— Begin Dataset records —

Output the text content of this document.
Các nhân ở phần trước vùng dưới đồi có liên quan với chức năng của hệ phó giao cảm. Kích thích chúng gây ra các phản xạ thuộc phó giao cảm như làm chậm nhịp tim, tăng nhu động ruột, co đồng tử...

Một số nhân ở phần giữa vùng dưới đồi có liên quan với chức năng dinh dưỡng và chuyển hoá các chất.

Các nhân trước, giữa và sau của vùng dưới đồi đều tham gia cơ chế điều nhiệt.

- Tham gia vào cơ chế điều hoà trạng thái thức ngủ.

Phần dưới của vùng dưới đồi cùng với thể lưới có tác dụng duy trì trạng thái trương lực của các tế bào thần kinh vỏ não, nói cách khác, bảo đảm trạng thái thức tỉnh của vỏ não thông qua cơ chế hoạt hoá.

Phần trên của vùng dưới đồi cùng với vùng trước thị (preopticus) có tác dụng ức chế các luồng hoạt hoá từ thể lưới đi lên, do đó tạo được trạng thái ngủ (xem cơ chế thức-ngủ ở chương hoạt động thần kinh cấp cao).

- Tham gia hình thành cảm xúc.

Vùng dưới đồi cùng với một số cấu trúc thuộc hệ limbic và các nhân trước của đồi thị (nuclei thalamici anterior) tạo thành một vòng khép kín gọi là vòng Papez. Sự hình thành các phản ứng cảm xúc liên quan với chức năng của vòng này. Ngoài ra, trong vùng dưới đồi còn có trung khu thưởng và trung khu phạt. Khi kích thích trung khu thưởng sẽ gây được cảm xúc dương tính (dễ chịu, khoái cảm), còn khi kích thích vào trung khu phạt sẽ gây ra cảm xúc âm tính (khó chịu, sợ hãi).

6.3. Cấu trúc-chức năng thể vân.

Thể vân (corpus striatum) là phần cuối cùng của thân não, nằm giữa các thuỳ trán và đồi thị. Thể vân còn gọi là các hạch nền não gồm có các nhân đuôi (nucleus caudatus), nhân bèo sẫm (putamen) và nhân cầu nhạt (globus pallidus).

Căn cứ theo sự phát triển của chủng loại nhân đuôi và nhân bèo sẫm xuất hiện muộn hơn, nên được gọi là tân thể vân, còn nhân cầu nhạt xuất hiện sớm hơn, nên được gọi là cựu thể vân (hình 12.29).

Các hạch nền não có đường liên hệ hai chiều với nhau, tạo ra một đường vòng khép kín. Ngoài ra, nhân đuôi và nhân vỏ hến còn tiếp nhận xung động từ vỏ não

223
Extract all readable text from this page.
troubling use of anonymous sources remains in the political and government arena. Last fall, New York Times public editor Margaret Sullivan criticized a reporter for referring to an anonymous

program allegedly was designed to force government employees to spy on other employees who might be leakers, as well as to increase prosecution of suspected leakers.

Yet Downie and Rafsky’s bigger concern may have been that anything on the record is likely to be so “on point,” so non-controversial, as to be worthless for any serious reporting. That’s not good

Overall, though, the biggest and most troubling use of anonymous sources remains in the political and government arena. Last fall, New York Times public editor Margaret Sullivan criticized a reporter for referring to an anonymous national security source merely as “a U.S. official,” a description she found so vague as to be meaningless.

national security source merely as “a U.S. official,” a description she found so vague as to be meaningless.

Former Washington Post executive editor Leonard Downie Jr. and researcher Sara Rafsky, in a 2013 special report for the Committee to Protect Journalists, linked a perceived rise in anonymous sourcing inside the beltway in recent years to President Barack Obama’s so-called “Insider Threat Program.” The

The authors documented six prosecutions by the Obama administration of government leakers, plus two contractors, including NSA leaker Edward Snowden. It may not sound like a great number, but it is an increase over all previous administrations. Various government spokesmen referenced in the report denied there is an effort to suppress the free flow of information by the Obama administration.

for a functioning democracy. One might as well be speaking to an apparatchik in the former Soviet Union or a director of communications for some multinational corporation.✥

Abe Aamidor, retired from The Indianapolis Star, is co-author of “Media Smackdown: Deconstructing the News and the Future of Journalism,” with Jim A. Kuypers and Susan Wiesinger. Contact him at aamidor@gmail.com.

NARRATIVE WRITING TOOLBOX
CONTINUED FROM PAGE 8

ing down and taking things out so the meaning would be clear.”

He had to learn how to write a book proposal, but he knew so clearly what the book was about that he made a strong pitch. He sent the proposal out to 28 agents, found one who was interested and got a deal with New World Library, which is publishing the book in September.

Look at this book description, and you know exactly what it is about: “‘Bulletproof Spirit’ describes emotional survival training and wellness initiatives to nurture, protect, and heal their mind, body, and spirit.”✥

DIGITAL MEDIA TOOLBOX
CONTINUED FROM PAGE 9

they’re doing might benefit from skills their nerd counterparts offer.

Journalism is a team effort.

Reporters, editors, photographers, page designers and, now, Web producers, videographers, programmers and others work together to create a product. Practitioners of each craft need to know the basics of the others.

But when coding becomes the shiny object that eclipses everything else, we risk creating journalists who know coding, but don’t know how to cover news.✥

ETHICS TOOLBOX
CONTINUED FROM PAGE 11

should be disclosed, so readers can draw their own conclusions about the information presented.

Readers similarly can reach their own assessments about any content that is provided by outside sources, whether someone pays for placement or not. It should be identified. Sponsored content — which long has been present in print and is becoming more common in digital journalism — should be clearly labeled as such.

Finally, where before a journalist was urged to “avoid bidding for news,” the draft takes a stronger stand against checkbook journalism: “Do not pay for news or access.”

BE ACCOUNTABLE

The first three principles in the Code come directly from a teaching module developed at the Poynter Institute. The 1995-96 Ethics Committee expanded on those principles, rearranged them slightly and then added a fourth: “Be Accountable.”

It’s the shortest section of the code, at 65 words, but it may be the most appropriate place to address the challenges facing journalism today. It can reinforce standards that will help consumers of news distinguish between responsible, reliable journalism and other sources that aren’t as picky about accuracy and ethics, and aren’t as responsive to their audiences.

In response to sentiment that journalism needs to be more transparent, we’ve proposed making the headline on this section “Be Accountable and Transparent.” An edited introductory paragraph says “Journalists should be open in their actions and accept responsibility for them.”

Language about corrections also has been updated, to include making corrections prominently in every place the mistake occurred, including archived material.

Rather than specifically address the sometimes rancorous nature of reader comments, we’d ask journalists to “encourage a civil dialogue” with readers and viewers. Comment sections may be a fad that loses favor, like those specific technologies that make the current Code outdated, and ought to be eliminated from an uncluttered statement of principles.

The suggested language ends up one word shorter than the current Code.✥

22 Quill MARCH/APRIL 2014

— End Dataset records —

# [Exercise instructions]
Your task is to repeat each line of the material exactly.

# [Output of the task]
Output the text content of this document.
Các nhân ở phần trước vùng dưới đồi có liên quan với chức năng của hệ phó giao cảm. Kích thích chúng gây ra các phản xạ thuộc phó giao cảm như làm chậm nhịp tim, tăng nhu động ruột, co đồng tử...

Một số nhân ở phần giữa vùng dưới đồi có liên quan với chức năng dinh dưỡng và chuyển hoá các chất.

Các nhân trước, giữa và sau của vùng dưới đồi đều tham gia cơ chế điều nhiệt.

- Tham gia vào cơ chế điều hoà trạng thái thức ngủ.

Phần dưới của vùng dưới đồi cùng với thể lưới có tác dụng duy trì trạng thái trương lực của các tế bào thần kinh vỏ não, nói cách khác, bảo đảm trạng thái thức tỉnh của vỏ não thông qua cơ chế hoạt hoá.

Phần trên của vùng dưới đồi cùng với vùng trước thị (preopticus) có tác dụng ức chế các luồng hoạt hoá từ thể lưới đi lên, do đó tạo được trạng thái ngủ (xem cơ chế thức-ngủ ở chương hoạt động thần kinh cấp cao).

- Tham gia hình thành cảm xúc.

Vùng dưới đồi cùng với một số cấu trúc thuộc hệ limbic và các nhân trước của đồi thị (nuclei thalamici anterior) tạo thành một vòng khép kín gọi là vòng Papez. Sự hình thành các phản ứng cảm xúc liên quan với chức năng của vòng này. Ngoài ra, trong vùng dưới đồi còn có trung khu thưởng và trung khu phạt. Khi kích thích trung khu thưởng sẽ gây được cảm xúc dương tính (dễ chịu, khoái cảm), còn khi kích thích vào trung khu phạt sẽ gây ra cảm xúc âm tính (khó chịu, sợ hãi).

6.3. Cấu trúc-chức năng thể vân.

Thể vân (corpus striatum) là phần cuối cùng của thân não, nằm giữa các thuỳ trán và đồi thị. Thể vân còn gọi là các hạch nền não gồm có các nhân đuôi (nucleus caudatus), nhân bèo sẫm (putamen) và nhân cầu nhạt (globus pallidus).

Căn cứ theo sự phát triển của chủng loại nhân đuôi và nhân bèo sẫm xuất hiện muộn hơn, nên được gọi là tân thể vân, còn nhân cầu nhạt xuất hiện sớm hơn, nên được gọi là cựu thể vân (hình 12.29).

Các hạch nền não có đường liên hệ hai chiều với nhau, tạo ra một đường vòng khép kín. Ngoài ra, nhân đuôi và nhân vỏ hến còn tiếp nhận xung động từ vỏ não

223
Extract all readable text from this page.
troubling use of anonymous sources remains in the political and government arena. Last fall, New York Times public editor Margaret Sullivan criticized a reporter for referring to an anonymous

program allegedly was designed to force government employees to spy on other employees who might be leakers, as well as to increase prosecution of suspected leakers.

Yet Downie and Rafsky’s bigger concern may have been that anything on the record is likely to be so “on point,” so non-controversial, as to be worthless for any serious reporting. That’s not good

Overall, though, the biggest and most troubling use of anonymous sources remains in the political and government arena. Last fall, New York Times public editor Margaret Sullivan criticized a reporter for referring to an anonymous national security source merely as “a U.S. official,” a description she found so vague as to be meaningless.

national security source merely as “a U.S. official,” a description she found so vague as to be meaningless.

Former Washington Post executive editor Leonard Downie Jr. and researcher Sara Rafsky, in a 2013 special report for the Committee to Protect Journalists, linked a perceived rise in anonymous sourcing inside the beltway in recent years to President Barack Obama’s so-called “Insider Threat Program.” The

The authors documented six prosecutions by the Obama administration of government leakers, plus two contractors, including NSA leaker Edward Snowden. It may not sound like a great number, but it is an increase over all previous administrations. Various government spokesmen referenced in the report denied there is an effort to suppress the free flow of information by the Obama administration.

for a functioning democracy. One might as well be speaking to an apparatchik in the former Soviet Union or a director of communications for some multinational corporation.✥

Abe Aamidor, retired from The Indianapolis Star, is co-author of “Media Smackdown: Deconstructing the News and the Future of Journalism,” with Jim A. Kuypers and Susan Wiesinger. Contact him at aamidor@gmail.com.

NARRATIVE WRITING TOOLBOX
CONTINUED FROM PAGE 8

ing down and taking things out so the meaning would be clear.”

He had to learn how to write a book proposal, but he knew so clearly what the book was about that he made a strong pitch. He sent the proposal out to 28 agents, found one who was interested and got a deal with New World Library, which is publishing the book in September.

Look at this book description, and you know exactly what it is about: “‘Bulletproof Spirit’ describes emotional survival training and wellness initiatives to nurture, protect, and heal their mind, body, and spirit.”✥

DIGITAL MEDIA TOOLBOX
CONTINUED FROM PAGE 9

they’re doing might benefit from skills their nerd counterparts offer.

Journalism is a team effort.

Reporters, editors, photographers, page designers and, now, Web producers, videographers, programmers and others work together to create a product. Practitioners of each craft need to know the basics of the others.

But when coding becomes the shiny object that eclipses everything else, we risk creating journalists who know coding, but don’t know how to cover news.✥

ETHICS TOOLBOX
CONTINUED FROM PAGE 11

should be disclosed, so readers can draw their own conclusions about the information presented.

Readers similarly can reach their own assessments about any content that is provided by outside sources, whether someone pays for placement or not. It should be identified. Sponsored content — which long has been present in print and is becoming more common in digital journalism — should be clearly labeled as such.

Finally, where before a journalist was urged to “avoid bidding for news,” the draft takes a stronger stand against checkbook journalism: “Do not pay for news or access.”

BE ACCOUNTABLE

The first three principles in the Code come directly from a teaching module developed at the Poynter Institute. The 1995-96 Ethics Committee expanded on those principles, rearranged them slightly and then added a fourth: “Be Accountable.”

It’s the shortest section of the code, at 65 words, but it may be the most appropriate place to address the challenges facing journalism today. It can reinforce standards that will help consumers of news distinguish between responsible, reliable journalism and other sources that aren’t as picky about accuracy and ethics, and aren’t as responsive to their audiences.

In response to sentiment that journalism needs to be more transparent, we’ve proposed making the headline on this section “Be Accountable and Transparent.” An edited introductory paragraph says “Journalists should be open in their actions and accept responsibility for them.”

Language about corrections also has been updated, to include making corrections prominently in every place the mistake occurred, including archived material.

Rather than specifically address the sometimes rancorous nature of reader comments, we’d ask journalists to “encourage a civil dialogue” with readers and viewers. Comment sections may be a fad that loses favor, like those specific technologies that make the current Code outdated, and ought to be eliminated from an uncluttered statement of principles.

The suggested language ends up one word shorter than the current Code.✥

22 Quill MARCH/APRIL 2014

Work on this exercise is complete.